**STATED GOAL:** Output all the material that follows, exactly as given.

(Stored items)
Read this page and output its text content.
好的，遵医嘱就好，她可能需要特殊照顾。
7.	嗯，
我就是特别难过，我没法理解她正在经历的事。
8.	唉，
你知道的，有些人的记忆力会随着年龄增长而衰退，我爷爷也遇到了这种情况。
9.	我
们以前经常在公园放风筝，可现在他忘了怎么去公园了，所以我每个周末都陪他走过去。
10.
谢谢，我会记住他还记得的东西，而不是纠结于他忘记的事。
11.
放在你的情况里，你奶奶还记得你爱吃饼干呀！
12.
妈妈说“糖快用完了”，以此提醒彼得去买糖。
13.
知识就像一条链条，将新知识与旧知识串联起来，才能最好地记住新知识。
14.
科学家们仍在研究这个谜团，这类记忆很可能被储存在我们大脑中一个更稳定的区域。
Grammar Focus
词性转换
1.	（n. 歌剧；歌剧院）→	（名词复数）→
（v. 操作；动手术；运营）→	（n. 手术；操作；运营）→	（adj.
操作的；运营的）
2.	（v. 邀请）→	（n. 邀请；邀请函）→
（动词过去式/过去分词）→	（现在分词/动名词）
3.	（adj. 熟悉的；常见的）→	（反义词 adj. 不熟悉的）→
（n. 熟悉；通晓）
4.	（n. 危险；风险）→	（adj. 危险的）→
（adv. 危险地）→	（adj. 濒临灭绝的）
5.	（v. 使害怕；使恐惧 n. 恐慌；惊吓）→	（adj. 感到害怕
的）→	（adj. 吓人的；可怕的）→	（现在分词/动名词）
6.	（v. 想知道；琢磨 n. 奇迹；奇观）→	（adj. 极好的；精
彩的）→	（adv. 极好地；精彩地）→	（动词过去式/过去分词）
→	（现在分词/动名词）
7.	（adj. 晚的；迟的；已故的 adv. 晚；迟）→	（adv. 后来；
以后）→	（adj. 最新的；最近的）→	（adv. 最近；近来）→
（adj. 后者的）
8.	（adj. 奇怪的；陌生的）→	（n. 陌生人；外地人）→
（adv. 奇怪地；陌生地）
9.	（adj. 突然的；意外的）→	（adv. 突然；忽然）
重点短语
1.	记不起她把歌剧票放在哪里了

**EXERCISE RESULT:**
Read this page and output its text content.
好的，遵医嘱就好，她可能需要特殊照顾。
7.	嗯，
我就是特别难过，我没法理解她正在经历的事。
8.	唉，
你知道的，有些人的记忆力会随着年龄增长而衰退，我爷爷也遇到了这种情况。
9.	我
们以前经常在公园放风筝，可现在他忘了怎么去公园了，所以我每个周末都陪他走过去。
10.
谢谢，我会记住他还记得的东西，而不是纠结于他忘记的事。
11.
放在你的情况里，你奶奶还记得你爱吃饼干呀！
12.
妈妈说“糖快用完了”，以此提醒彼得去买糖。
13.
知识就像一条链条，将新知识与旧知识串联起来，才能最好地记住新知识。
14.
科学家们仍在研究这个谜团，这类记忆很可能被储存在我们大脑中一个更稳定的区域。
Grammar Focus
词性转换
1.	（n. 歌剧；歌剧院）→	（名词复数）→
（v. 操作；动手术；运营）→	（n. 手术；操作；运营）→	（adj.
操作的；运营的）
2.	（v. 邀请）→	（n. 邀请；邀请函）→
（动词过去式/过去分词）→	（现在分词/动名词）
3.	（adj. 熟悉的；常见的）→	（反义词 adj. 不熟悉的）→
（n. 熟悉；通晓）
4.	（n. 危险；风险）→	（adj. 危险的）→
（adv. 危险地）→	（adj. 濒临灭绝的）
5.	（v. 使害怕；使恐惧 n. 恐慌；惊吓）→	（adj. 感到害怕
的）→	（adj. 吓人的；可怕的）→	（现在分词/动名词）
6.	（v. 想知道；琢磨 n. 奇迹；奇观）→	（adj. 极好的；精
彩的）→	（adv. 极好地；精彩地）→	（动词过去式/过去分词）
→	（现在分词/动名词）
7.	（adj. 晚的；迟的；已故的 adv. 晚；迟）→	（adv. 后来；
以后）→	（adj. 最新的；最近的）→	（adv. 最近；近来）→
（adj. 后者的）
8.	（adj. 奇怪的；陌生的）→	（n. 陌生人；外地人）→
（adv. 奇怪地；陌生地）
9.	（adj. 突然的；意外的）→	（adv. 突然；忽然）
重点短语
1.	记不起她把歌剧票放在哪里了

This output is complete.